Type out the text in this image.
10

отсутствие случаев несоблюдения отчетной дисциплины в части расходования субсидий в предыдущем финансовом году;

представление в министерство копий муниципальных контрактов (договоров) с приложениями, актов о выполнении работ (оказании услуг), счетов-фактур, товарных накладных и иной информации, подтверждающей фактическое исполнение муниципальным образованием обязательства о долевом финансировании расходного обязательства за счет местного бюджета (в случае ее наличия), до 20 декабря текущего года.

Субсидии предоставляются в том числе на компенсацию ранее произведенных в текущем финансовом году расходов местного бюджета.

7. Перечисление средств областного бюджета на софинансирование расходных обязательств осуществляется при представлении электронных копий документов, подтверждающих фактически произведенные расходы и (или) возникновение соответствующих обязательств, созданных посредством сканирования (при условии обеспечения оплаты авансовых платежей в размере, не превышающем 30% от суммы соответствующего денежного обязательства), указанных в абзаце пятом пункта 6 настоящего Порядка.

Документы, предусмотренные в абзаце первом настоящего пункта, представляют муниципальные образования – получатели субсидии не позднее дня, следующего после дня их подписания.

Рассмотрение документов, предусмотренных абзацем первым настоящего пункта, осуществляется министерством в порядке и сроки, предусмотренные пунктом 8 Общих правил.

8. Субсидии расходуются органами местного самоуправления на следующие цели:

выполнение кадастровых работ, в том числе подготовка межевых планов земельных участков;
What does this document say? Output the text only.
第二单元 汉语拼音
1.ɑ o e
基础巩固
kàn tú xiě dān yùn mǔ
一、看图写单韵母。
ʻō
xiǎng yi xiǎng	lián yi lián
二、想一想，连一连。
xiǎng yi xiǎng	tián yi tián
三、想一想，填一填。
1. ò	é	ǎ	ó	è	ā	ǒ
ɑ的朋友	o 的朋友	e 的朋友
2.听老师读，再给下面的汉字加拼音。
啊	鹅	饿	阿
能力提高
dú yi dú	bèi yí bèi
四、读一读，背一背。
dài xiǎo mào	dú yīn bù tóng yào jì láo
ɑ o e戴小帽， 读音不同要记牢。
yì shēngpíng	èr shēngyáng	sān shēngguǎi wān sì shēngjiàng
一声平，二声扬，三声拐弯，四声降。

::::

SHORT PROBLEM ▸ Of the lines in the records, determine how many contain the word "году", and report that number alone.

EXERCISE SOLUTION ▸ 2